## [Records shown]
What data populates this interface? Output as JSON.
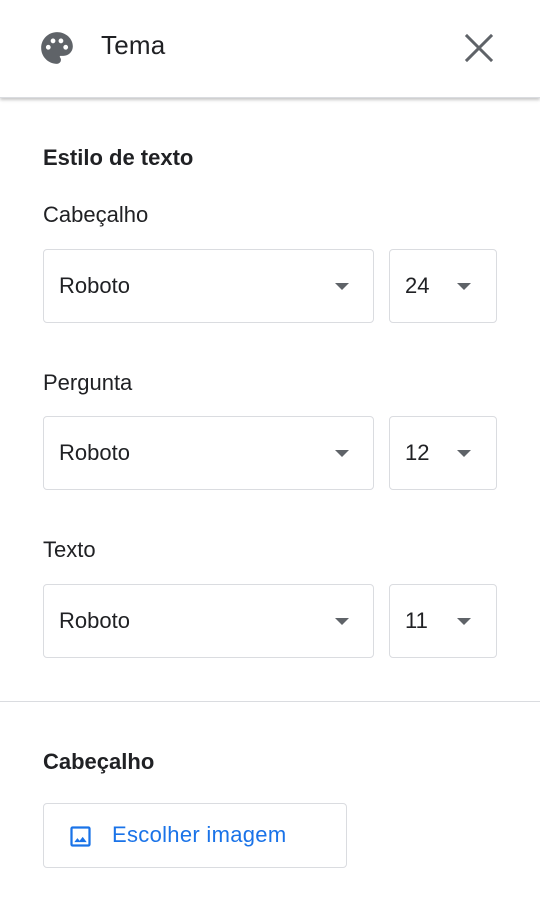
{
  "header": {
    "title": "Tema",
    "palette_icon": "palette-icon",
    "close_icon": "close-icon"
  },
  "text_style": {
    "section_title": "Estilo de texto",
    "rows": [
      {
        "label": "Cabeçalho",
        "font": "Roboto",
        "size": "24"
      },
      {
        "label": "Pergunta",
        "font": "Roboto",
        "size": "12"
      },
      {
        "label": "Texto",
        "font": "Roboto",
        "size": "11"
      }
    ]
  },
  "header_image": {
    "section_title": "Cabeçalho",
    "button_label": "Escolher imagem",
    "button_icon": "image-icon"
  },
  "colors": {
    "accent": "#1a73e8",
    "icon_gray": "#5f6368",
    "border": "#dadce0",
    "text": "#202124"
  }
}
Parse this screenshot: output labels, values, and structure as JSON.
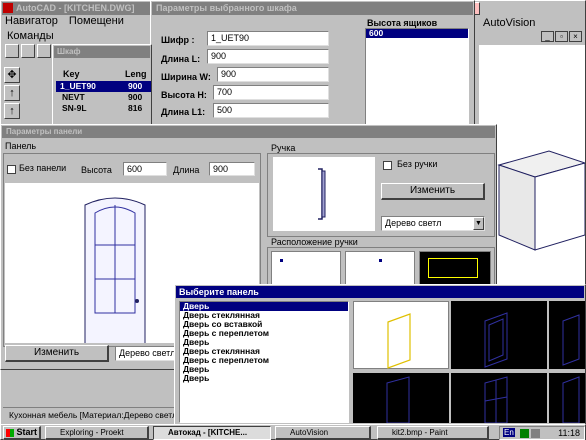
{
  "autocad_title": "AutoCAD - [KITCHEN.DWG]",
  "autocad_menu": [
    "Навигатор",
    "Помещени"
  ],
  "autocad_menu2": "Команды",
  "autovision_title": "AutoVision",
  "param_window_title": "Параметры выбранного шкафа",
  "cipher_label": "Шифр :",
  "cipher_value": "1_UET90",
  "length_label": "Длина L:",
  "length_value": "900",
  "width_label": "Ширина W:",
  "width_value": "900",
  "height_label": "Высота H:",
  "height_value": "700",
  "length1_label": "Длина L1:",
  "length1_value": "500",
  "drawer_height_label": "Высота ящиков",
  "drawer_height_items": [
    "600"
  ],
  "small_window_title": "Шкаф",
  "list_col_key": "Key",
  "list_col_length": "Leng",
  "list_rows": [
    {
      "key": "1_UET90",
      "len": "900"
    },
    {
      "key": "NEVT",
      "len": "900"
    },
    {
      "key": "SN-9L",
      "len": "816"
    }
  ],
  "door_dialog_title": "Параметры панели",
  "panel_group": "Панель",
  "no_panel_label": "Без панели",
  "height_short_label": "Высота",
  "panel_height_value": "600",
  "length_short_label": "Длина",
  "panel_length_value": "900",
  "change_button": "Изменить",
  "material_select": "Дерево светл",
  "handle_group": "Ручка",
  "no_handle_label": "Без ручки",
  "handle_change_button": "Изменить",
  "handle_material": "Дерево светл",
  "handle_position_group": "Расположение ручки",
  "select_panel_title": "Выберите панель",
  "panel_list": [
    "Дверь",
    "Дверь стеклянная",
    "Дверь со вставкой",
    "Дверь с переплетом",
    "Дверь",
    "Дверь стеклянная",
    "Дверь с переплетом",
    "Дверь",
    "Дверь"
  ],
  "status_text": "Кухонная мебель [Материал:Дерево светл",
  "taskbar": {
    "start": "Start",
    "items": [
      "Exploring - Proekt",
      "Автокад - [KITCHE...",
      "AutoVision",
      "kit2.bmp - Paint"
    ],
    "clock": "11:18",
    "lang": "En"
  },
  "colors": {
    "desktop": "#008080",
    "title_active": "#000080",
    "face": "#c0c0c0",
    "preview_yellow": "#ffff00",
    "wire_blue": "#3030a0"
  }
}
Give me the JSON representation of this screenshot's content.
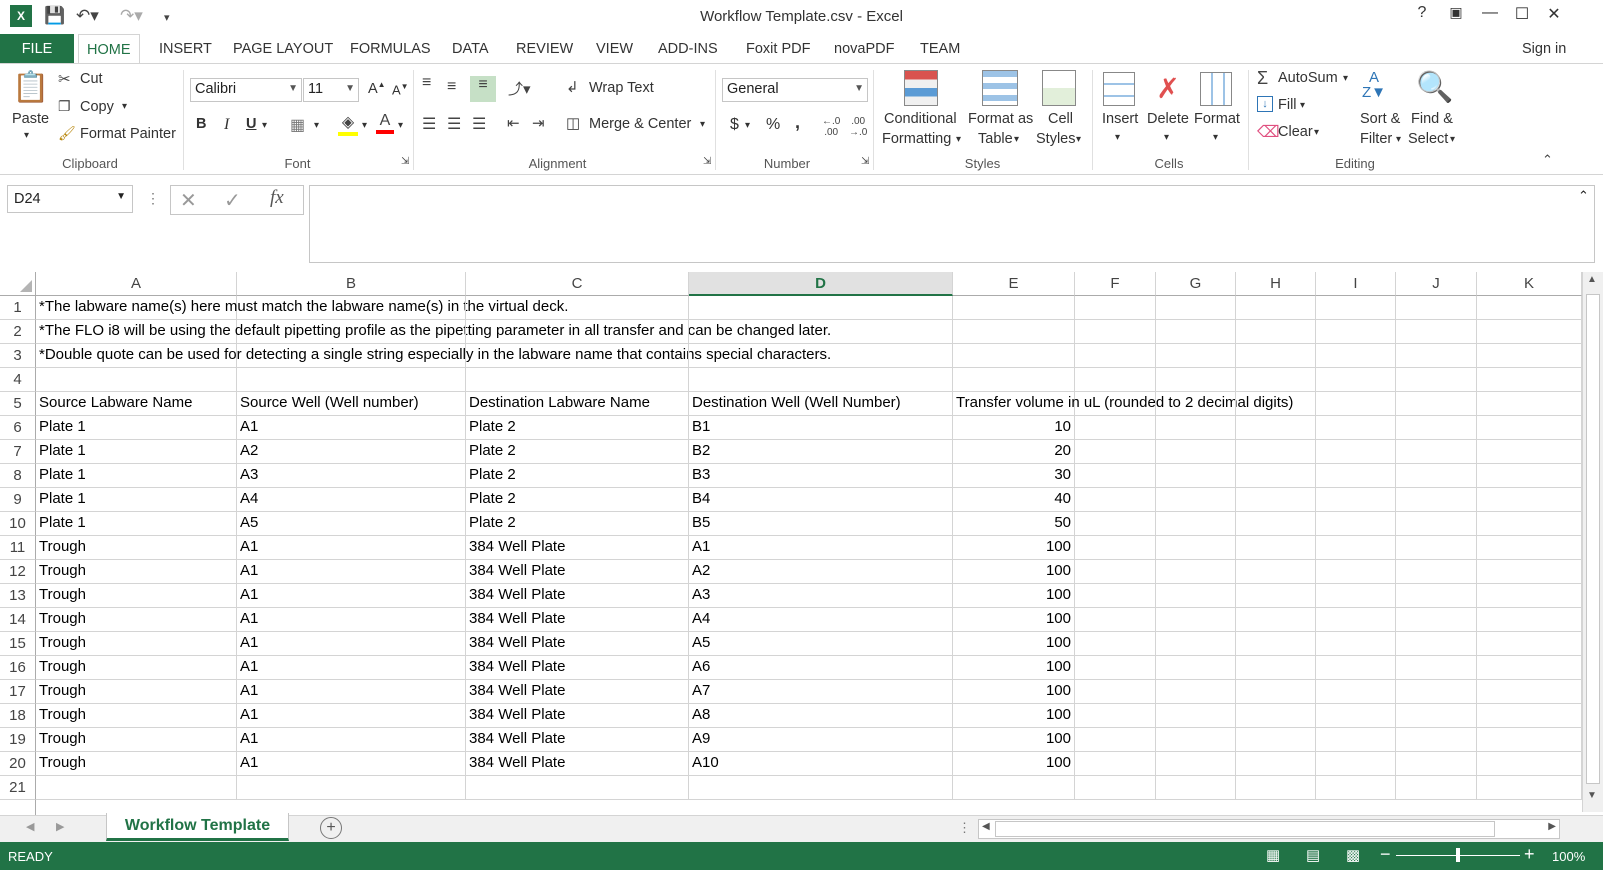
{
  "window": {
    "title": "Workflow Template.csv - Excel",
    "help": "?",
    "sign_in": "Sign in"
  },
  "tabs": [
    "FILE",
    "HOME",
    "INSERT",
    "PAGE LAYOUT",
    "FORMULAS",
    "DATA",
    "REVIEW",
    "VIEW",
    "ADD-INS",
    "Foxit PDF",
    "novaPDF",
    "TEAM"
  ],
  "ribbon": {
    "clipboard": {
      "label": "Clipboard",
      "paste": "Paste",
      "cut": "Cut",
      "copy": "Copy",
      "format_painter": "Format Painter"
    },
    "font": {
      "label": "Font",
      "name": "Calibri",
      "size": "11",
      "bold": "B",
      "italic": "I",
      "underline": "U"
    },
    "alignment": {
      "label": "Alignment",
      "wrap_text": "Wrap Text",
      "merge_center": "Merge & Center"
    },
    "number": {
      "label": "Number",
      "format": "General",
      "currency": "$",
      "percent": "%",
      "comma": ","
    },
    "styles": {
      "label": "Styles",
      "conditional_1": "Conditional",
      "conditional_2": "Formatting",
      "format_as_1": "Format as",
      "format_as_2": "Table",
      "cell_styles_1": "Cell",
      "cell_styles_2": "Styles"
    },
    "cells": {
      "label": "Cells",
      "insert": "Insert",
      "delete": "Delete",
      "format": "Format"
    },
    "editing": {
      "label": "Editing",
      "autosum": "AutoSum",
      "fill": "Fill",
      "clear": "Clear",
      "sort_1": "Sort &",
      "sort_2": "Filter",
      "find_1": "Find &",
      "find_2": "Select"
    }
  },
  "formula_bar": {
    "name_box": "D24",
    "fx": "fx",
    "value": ""
  },
  "columns": [
    "A",
    "B",
    "C",
    "D",
    "E",
    "F",
    "G",
    "H",
    "I",
    "J",
    "K"
  ],
  "selected_column": "D",
  "rows": [
    {
      "n": "1",
      "a": "*The labware name(s) here must match the labware name(s) in the virtual deck.",
      "b": "",
      "c": "",
      "d": "",
      "e": ""
    },
    {
      "n": "2",
      "a": "*The FLO i8 will be using the default pipetting profile as the pipetting parameter in all transfer and can be changed later.",
      "b": "",
      "c": "",
      "d": "",
      "e": ""
    },
    {
      "n": "3",
      "a": "*Double quote can be used for detecting a single string especially in the labware name that contains special characters.",
      "b": "",
      "c": "",
      "d": "",
      "e": ""
    },
    {
      "n": "4",
      "a": "",
      "b": "",
      "c": "",
      "d": "",
      "e": ""
    },
    {
      "n": "5",
      "a": "Source Labware Name",
      "b": "Source Well (Well number)",
      "c": "Destination Labware Name",
      "d": "Destination Well (Well Number)",
      "e": "Transfer volume in uL (rounded to 2 decimal digits)"
    },
    {
      "n": "6",
      "a": "Plate 1",
      "b": "A1",
      "c": "Plate 2",
      "d": "B1",
      "e": "10"
    },
    {
      "n": "7",
      "a": "Plate 1",
      "b": "A2",
      "c": "Plate 2",
      "d": "B2",
      "e": "20"
    },
    {
      "n": "8",
      "a": "Plate 1",
      "b": "A3",
      "c": "Plate 2",
      "d": "B3",
      "e": "30"
    },
    {
      "n": "9",
      "a": "Plate 1",
      "b": "A4",
      "c": "Plate 2",
      "d": "B4",
      "e": "40"
    },
    {
      "n": "10",
      "a": "Plate 1",
      "b": "A5",
      "c": "Plate 2",
      "d": "B5",
      "e": "50"
    },
    {
      "n": "11",
      "a": "Trough",
      "b": "A1",
      "c": "384 Well Plate",
      "d": "A1",
      "e": "100"
    },
    {
      "n": "12",
      "a": "Trough",
      "b": "A1",
      "c": "384 Well Plate",
      "d": "A2",
      "e": "100"
    },
    {
      "n": "13",
      "a": "Trough",
      "b": "A1",
      "c": "384 Well Plate",
      "d": "A3",
      "e": "100"
    },
    {
      "n": "14",
      "a": "Trough",
      "b": "A1",
      "c": "384 Well Plate",
      "d": "A4",
      "e": "100"
    },
    {
      "n": "15",
      "a": "Trough",
      "b": "A1",
      "c": "384 Well Plate",
      "d": "A5",
      "e": "100"
    },
    {
      "n": "16",
      "a": "Trough",
      "b": "A1",
      "c": "384 Well Plate",
      "d": "A6",
      "e": "100"
    },
    {
      "n": "17",
      "a": "Trough",
      "b": "A1",
      "c": "384 Well Plate",
      "d": "A7",
      "e": "100"
    },
    {
      "n": "18",
      "a": "Trough",
      "b": "A1",
      "c": "384 Well Plate",
      "d": "A8",
      "e": "100"
    },
    {
      "n": "19",
      "a": "Trough",
      "b": "A1",
      "c": "384 Well Plate",
      "d": "A9",
      "e": "100"
    },
    {
      "n": "20",
      "a": "Trough",
      "b": "A1",
      "c": "384 Well Plate",
      "d": "A10",
      "e": "100"
    },
    {
      "n": "21",
      "a": "",
      "b": "",
      "c": "",
      "d": "",
      "e": ""
    }
  ],
  "sheet_tab": "Workflow Template",
  "status": {
    "mode": "READY",
    "zoom": "100%"
  },
  "colors": {
    "accent": "#217346"
  }
}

## [Directions]
Gather from the entries above all lines that include the string "this".

## [Complete output]
What data populates this interface? Output as JSON.
Parse this screenshot: output labels, values, and structure as JSON.
Give me the JSON representation of this screenshot's content.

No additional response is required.